--- Start of Supplied material ---

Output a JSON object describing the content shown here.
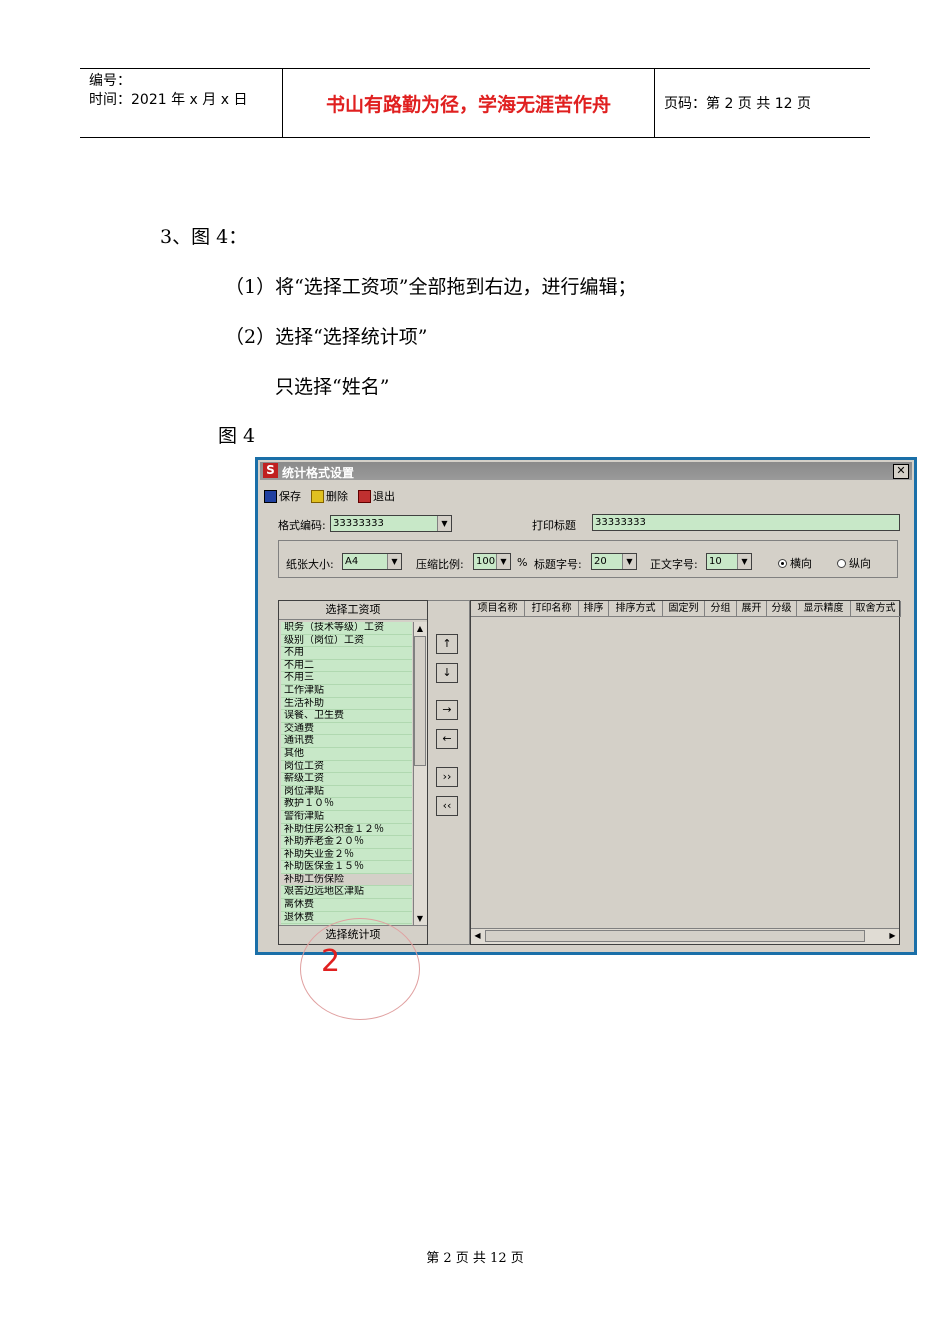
{
  "header": {
    "number_label": "编号：",
    "date_label": "时间：2021 年 x 月 x 日",
    "motto": "书山有路勤为径，学海无涯苦作舟",
    "page_info": "页码：第 2 页  共 12 页"
  },
  "content": {
    "step_title": "3、图 4：",
    "item1": "（1）将“选择工资项”全部拖到右边，进行编辑；",
    "item2": "（2）选择“选择统计项”",
    "item3": "只选择“姓名”",
    "figure_label": "图 4"
  },
  "window": {
    "title": "统计格式设置",
    "toolbar": {
      "save": "保存",
      "delete": "删除",
      "exit": "退出"
    },
    "format_code_label": "格式编码:",
    "format_code_value": "33333333",
    "print_title_label": "打印标题",
    "print_title_value": "33333333",
    "paper_size_label": "纸张大小:",
    "paper_size_value": "A4",
    "zoom_label": "压缩比例:",
    "zoom_value": "100",
    "zoom_unit": "%",
    "title_font_label": "标题字号:",
    "title_font_value": "20",
    "body_font_label": "正文字号:",
    "body_font_value": "10",
    "orientation_landscape": "横向",
    "orientation_portrait": "纵向",
    "left_panel_title": "选择工资项",
    "left_panel_footer": "选择统计项",
    "wage_items": [
      "职务（技术等级）工资",
      "级别（岗位）工资",
      "不用",
      "不用二",
      "不用三",
      "工作津贴",
      "生活补助",
      "误餐、卫生费",
      "交通费",
      "通讯费",
      "其他",
      "岗位工资",
      "薪级工资",
      "岗位津贴",
      "教护１０％",
      "警衔津贴",
      "补助住房公积金１２％",
      "补助养老金２０％",
      "补助失业金２％",
      "补助医保金１５％",
      "补助工伤保险",
      "艰苦边远地区津贴",
      "离休费",
      "退休费"
    ],
    "move_buttons": {
      "up": "↑",
      "down": "↓",
      "right": "→",
      "left": "←",
      "all_right": "››",
      "all_left": "‹‹"
    },
    "grid_columns": [
      "项目名称",
      "打印名称",
      "排序",
      "排序方式",
      "固定列",
      "分组",
      "展开",
      "分级",
      "显示精度",
      "取舍方式"
    ]
  },
  "stamp_number": "2",
  "footer": "第  2  页  共  12  页"
}
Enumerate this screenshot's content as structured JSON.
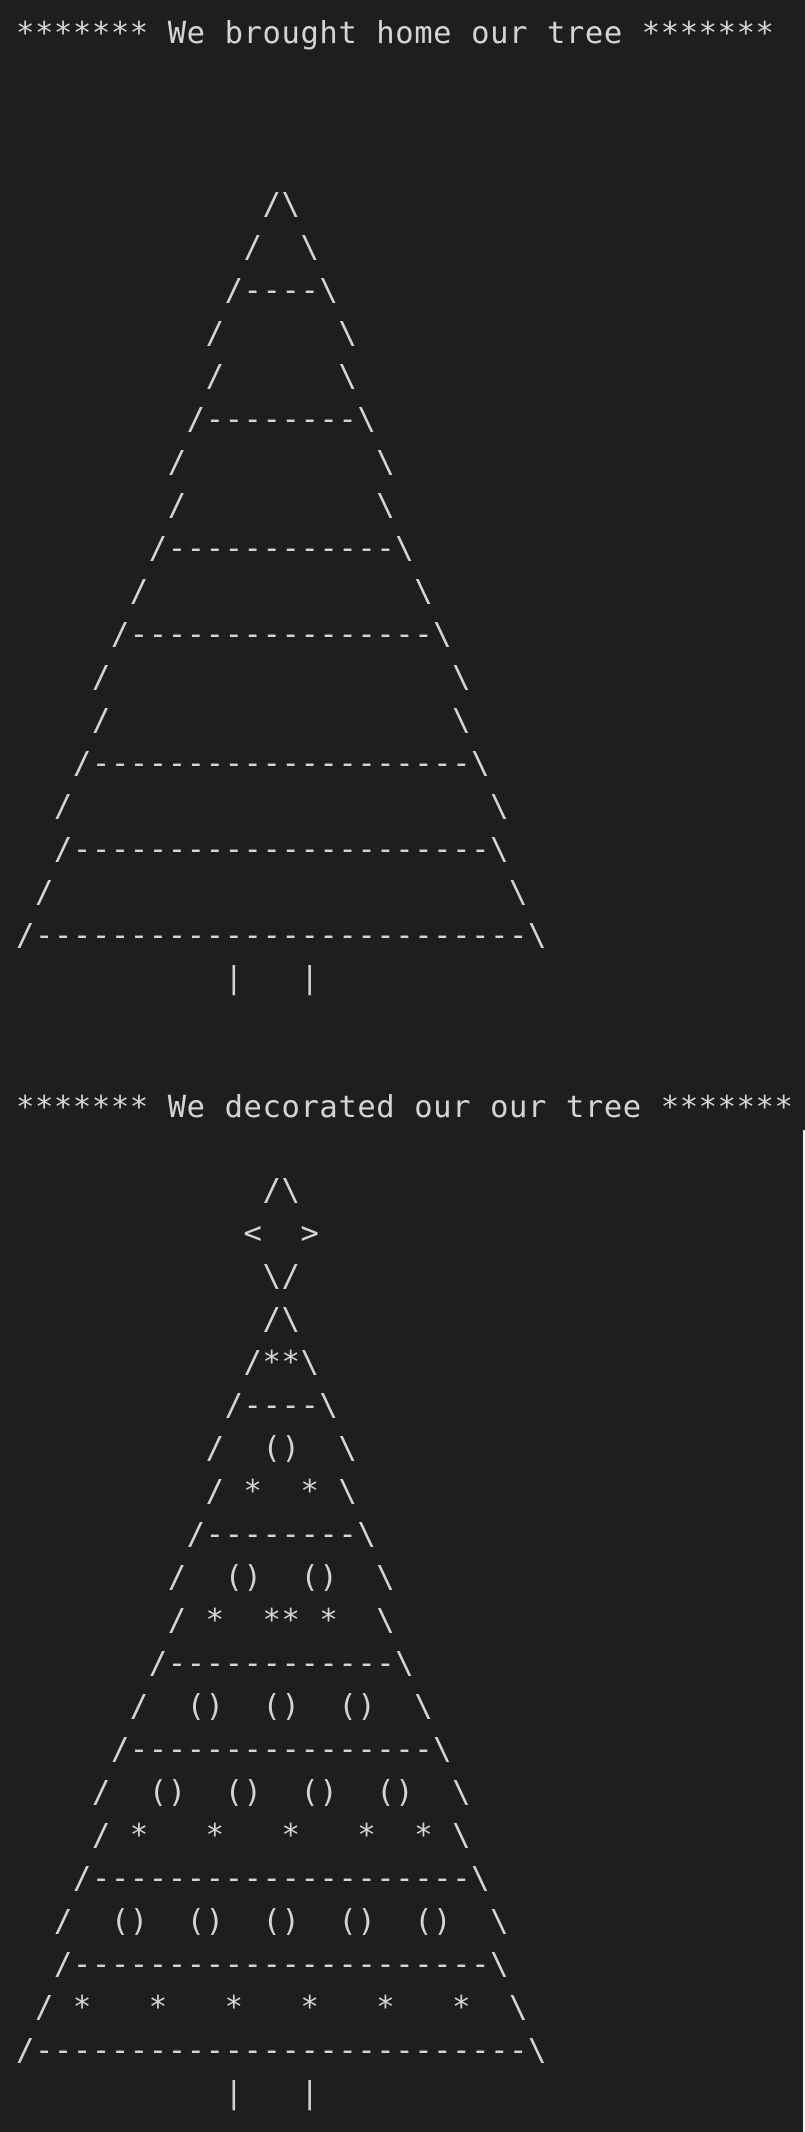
{
  "sections": [
    {
      "heading": "******* We brought home our tree *******",
      "tree_lines": [
        "             /\\",
        "            /  \\",
        "           /----\\",
        "          /      \\",
        "          /      \\",
        "         /--------\\",
        "        /          \\",
        "        /          \\",
        "       /------------\\",
        "      /              \\",
        "     /----------------\\",
        "    /                  \\",
        "    /                  \\",
        "   /--------------------\\",
        "  /                      \\",
        "  /----------------------\\",
        " /                        \\",
        "/--------------------------\\",
        "           |   |"
      ]
    },
    {
      "heading": "******* We decorated our our tree *******",
      "tree_lines": [
        "             /\\",
        "            <  >",
        "             \\/",
        "             /\\",
        "            /**\\",
        "           /----\\",
        "          /  ()  \\",
        "          / *  * \\",
        "         /--------\\",
        "        /  ()  ()  \\",
        "        / *  ** *  \\",
        "       /------------\\",
        "      /  ()  ()  ()  \\",
        "     /----------------\\",
        "    /  ()  ()  ()  ()  \\",
        "    / *   *   *   *  * \\",
        "   /--------------------\\",
        "  /  ()  ()  ()  ()  ()  \\",
        "  /----------------------\\",
        " / *   *   *   *   *   *  \\",
        "/--------------------------\\",
        "           |   |"
      ]
    }
  ]
}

--- End of Supplied material ---

### Exercise instructions
Which lines include the word "JSON"? List them all.

### Full solution
Output a JSON object describing the content shown here.
Enumerate this screenshot's content as structured JSON.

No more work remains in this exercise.